→ **EXTRACT**
Error occurs when using DeepSpeed #13

Closed kobiso closed 3 years ago

kobiso commented 3 years ago

Hi @Zasder3, thank you for the great work!

I was wondering if you tried to use DeepSpeed because I saw this commit log (DeepSpeed Optimizer indexing). When I tried DeepSpeed by adding --plugins deepspeed_stage_2, I've got below errors.

Traceback (most recent call last):
  File "/opt/conda/envs/clip_cuda11.1/lib/python3.8/site-packages/pytorch_lightning/trainer/trainer.py", line 8
71, in run_train
    self.train_loop.run_training_epoch()
  File "/opt/conda/envs/clip_cuda11.1/lib/python3.8/site-packages/pytorch_lightning/trainer/training_loop.py",
line 499, in run_training_epoch
    batch_output = self.run_training_batch(batch, batch_idx, dataloader_idx)
  File "/opt/conda/envs/clip_cuda11.1/lib/python3.8/site-packages/pytorch_lightning/trainer/training_loop.py",
line 743, in run_training_batch
    self._curr_step_result = self.training_step(
  File "/opt/conda/envs/clip_cuda11.1/lib/python3.8/site-packages/pytorch_lightning/trainer/training_loop.py",
line 290, in training_step
    training_step_output = self.trainer.accelerator.training_step(args)
  File "/opt/conda/envs/clip_cuda11.1/lib/python3.8/site-packages/pytorch_lightning/accelerators/accelerator.py
", line 204, in training_step
    return self.training_type_plugin.training_step(*args)
  File "/opt/conda/envs/clip_cuda11.1/lib/python3.8/site-packages/pytorch_lightning/plugins/training_type/ddp.p
y", line 337, in training_step
    return self.model(*args, **kwargs)
  File "/opt/conda/envs/clip_cuda11.1/lib/python3.8/site-packages/torch/nn/modules/module.py", line 1051, in _c
all_impl
    return forward_call(*input, **kwargs)
  File "/opt/conda/envs/clip_cuda11.1/lib/python3.8/site-packages/deepspeed/runtime/engine.py", line 1105, in f
orward
    loss = self.module(*inputs, **kwargs)
  File "/opt/conda/envs/clip_cuda11.1/lib/python3.8/site-packages/torch/nn/modules/module.py", line 1051, in _c
all_impl
    return forward_call(*input, **kwargs)
  File "/opt/conda/envs/clip_cuda11.1/lib/python3.8/site-packages/pytorch_lightning/plugins/training_type/deeps
peed.py", line 62, in forward
    return super().forward(*inputs, **kwargs)
  File "/opt/conda/envs/clip_cuda11.1/lib/python3.8/site-packages/pytorch_lightning/overrides/base.py", line 46
, in forward
    output = self.module.training_step(*inputs, **kwargs)
  File "/home/shared/workspace/multimodal-matching/multimodal-matching/train-CLIP/models/wrapper.py", line 106,
 in training_step
    self.manual_backward(loss)

→ **TO-DO LIST**
**a)** Please translate this sentence from the DeepSpeed issue into Spanish: "I was wondering if you tried to use DeepSpeed because I saw this commit log (DeepSpeed Optimizer indexing)."
**b)** Set down everything in the DeepSpeed issue from "kobiso commented 3" down to "self.run_training_batch(batch, batch_idx, dataloader_idx)".
**c)** Write the next part of the DeepSpeed issue, starting after its last line.

→ **DATA LINES**
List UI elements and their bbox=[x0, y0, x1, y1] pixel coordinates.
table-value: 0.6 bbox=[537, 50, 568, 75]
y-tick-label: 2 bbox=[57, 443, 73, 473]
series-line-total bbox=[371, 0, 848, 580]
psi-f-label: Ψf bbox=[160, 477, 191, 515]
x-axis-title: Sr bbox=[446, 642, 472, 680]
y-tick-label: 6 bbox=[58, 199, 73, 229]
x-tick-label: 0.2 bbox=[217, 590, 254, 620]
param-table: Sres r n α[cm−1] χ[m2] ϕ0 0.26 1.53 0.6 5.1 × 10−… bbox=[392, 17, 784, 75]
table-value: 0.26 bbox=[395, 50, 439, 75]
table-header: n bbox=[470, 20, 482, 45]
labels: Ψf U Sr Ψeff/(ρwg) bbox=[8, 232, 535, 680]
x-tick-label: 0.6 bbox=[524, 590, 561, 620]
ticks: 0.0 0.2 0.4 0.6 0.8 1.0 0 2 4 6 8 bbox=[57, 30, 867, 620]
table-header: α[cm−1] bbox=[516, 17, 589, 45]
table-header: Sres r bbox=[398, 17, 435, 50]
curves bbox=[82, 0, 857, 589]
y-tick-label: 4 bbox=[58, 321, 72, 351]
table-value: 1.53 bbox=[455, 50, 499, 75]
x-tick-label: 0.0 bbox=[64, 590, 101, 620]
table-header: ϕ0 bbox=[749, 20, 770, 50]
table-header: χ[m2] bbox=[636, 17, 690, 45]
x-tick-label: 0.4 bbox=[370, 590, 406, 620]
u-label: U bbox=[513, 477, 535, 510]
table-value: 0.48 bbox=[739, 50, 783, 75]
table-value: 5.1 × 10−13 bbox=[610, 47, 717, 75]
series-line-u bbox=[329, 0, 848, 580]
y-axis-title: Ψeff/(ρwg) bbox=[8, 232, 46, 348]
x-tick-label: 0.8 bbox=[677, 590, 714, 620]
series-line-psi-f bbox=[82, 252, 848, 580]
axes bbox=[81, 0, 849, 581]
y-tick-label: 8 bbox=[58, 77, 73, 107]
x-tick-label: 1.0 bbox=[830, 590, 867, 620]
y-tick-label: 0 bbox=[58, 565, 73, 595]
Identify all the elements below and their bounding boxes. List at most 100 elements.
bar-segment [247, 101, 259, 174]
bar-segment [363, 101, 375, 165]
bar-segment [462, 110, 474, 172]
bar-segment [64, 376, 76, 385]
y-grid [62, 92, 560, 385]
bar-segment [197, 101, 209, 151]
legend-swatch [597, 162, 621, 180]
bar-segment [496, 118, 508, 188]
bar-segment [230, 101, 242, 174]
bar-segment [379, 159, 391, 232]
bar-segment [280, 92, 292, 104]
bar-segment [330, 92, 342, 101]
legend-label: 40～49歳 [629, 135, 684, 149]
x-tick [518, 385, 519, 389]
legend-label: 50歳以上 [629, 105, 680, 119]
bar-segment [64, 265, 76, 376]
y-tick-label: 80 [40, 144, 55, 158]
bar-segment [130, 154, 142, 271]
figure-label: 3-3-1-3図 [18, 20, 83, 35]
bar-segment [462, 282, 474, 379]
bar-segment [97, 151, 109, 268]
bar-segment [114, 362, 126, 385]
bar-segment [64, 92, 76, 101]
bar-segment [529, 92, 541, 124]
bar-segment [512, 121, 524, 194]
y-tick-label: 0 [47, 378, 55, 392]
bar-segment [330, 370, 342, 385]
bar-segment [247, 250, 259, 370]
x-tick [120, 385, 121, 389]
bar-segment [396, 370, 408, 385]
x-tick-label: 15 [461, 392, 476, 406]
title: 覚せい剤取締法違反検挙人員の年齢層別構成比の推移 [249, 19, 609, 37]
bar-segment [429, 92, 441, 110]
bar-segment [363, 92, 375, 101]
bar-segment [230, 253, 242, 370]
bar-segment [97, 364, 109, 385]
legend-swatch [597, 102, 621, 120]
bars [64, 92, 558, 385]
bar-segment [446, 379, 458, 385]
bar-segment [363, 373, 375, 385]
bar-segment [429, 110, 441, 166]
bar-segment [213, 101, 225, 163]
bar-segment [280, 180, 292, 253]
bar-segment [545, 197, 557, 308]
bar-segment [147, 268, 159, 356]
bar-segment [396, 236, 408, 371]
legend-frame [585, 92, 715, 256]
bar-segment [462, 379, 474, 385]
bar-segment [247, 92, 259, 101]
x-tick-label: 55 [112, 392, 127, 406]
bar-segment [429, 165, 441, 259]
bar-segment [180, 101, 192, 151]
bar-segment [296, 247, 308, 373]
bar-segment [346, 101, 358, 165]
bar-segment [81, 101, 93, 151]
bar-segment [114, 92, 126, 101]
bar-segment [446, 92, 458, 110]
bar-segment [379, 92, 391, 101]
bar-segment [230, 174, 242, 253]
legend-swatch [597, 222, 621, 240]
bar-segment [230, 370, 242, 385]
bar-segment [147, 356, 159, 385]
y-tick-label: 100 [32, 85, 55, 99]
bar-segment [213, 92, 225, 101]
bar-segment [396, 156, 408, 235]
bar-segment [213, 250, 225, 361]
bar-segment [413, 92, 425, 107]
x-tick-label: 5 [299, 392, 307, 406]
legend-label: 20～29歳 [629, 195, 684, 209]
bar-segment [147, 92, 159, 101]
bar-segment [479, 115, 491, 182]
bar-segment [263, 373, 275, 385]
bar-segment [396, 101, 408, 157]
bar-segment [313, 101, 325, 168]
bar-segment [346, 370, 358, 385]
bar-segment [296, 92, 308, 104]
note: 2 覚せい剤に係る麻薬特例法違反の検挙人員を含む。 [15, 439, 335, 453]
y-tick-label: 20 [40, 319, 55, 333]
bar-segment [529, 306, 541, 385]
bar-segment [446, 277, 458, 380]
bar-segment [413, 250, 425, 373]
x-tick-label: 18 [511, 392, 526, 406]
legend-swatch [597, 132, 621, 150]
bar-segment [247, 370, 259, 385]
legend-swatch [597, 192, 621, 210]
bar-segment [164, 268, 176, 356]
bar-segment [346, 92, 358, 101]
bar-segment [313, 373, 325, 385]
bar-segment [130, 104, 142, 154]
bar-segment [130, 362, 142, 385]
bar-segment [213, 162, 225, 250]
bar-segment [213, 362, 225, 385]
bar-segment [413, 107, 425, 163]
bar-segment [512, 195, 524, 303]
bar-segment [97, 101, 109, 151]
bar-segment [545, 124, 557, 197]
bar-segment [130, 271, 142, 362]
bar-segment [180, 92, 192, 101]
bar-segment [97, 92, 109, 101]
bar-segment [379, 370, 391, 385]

→ **TASK-BY-TASK RESULTS**
**a)** Me preguntaba si habías probado a usar DeepSpeed, porque vi este registro de commits (DeepSpeed Optimizer indexing).

**b)**
kobiso commented 3 years ago

Hi @Zasder3, thank you for the great work!

I was wondering if you tried to use DeepSpeed because I saw this commit log (DeepSpeed Optimizer indexing). When I tried DeepSpeed by adding --plugins deepspeed_stage_2, I've got below errors.

Traceback (most recent call last):
  File "/opt/conda/envs/clip_cuda11.1/lib/python3.8/site-packages/pytorch_lightning/trainer/trainer.py", line 8
71, in run_train
    self.train_loop.run_training_epoch()
  File "/opt/conda/envs/clip_cuda11.1/lib/python3.8/site-packages/pytorch_lightning/trainer/training_loop.py",
line 499, in run_training_epoch
    batch_output = self.run_training_batch(batch, batch_idx, dataloader_idx)

**c)**
  File "/opt/conda/envs/clip_cuda11.1/lib/python3.8/site-packages/pytorch_lightning/core/lightning.py", line 12
52, in manual_backward
    self.trainer.train_loop.backward(loss, optimizer=None, opt_idx=None, *args, **kwargs)
  File "/opt/conda/envs/clip_cuda11.1/lib/python3.8/site-packages/pytorch_lightning/trainer/training_loop.py",
line 867, in backward
    self.trainer.accelerator.backward(result, optimizer, opt_idx, should_accumulate, *args, **kwargs)
  File "/opt/conda/envs/clip_cuda11.1/lib/python3.8/site-packages/pytorch_lightning/accelerators/accelerator.py
", line 306, in backward
    self.training_type_plugin.pre_backward(closure_loss, should_accumulate, optimizer, optimizer_idx)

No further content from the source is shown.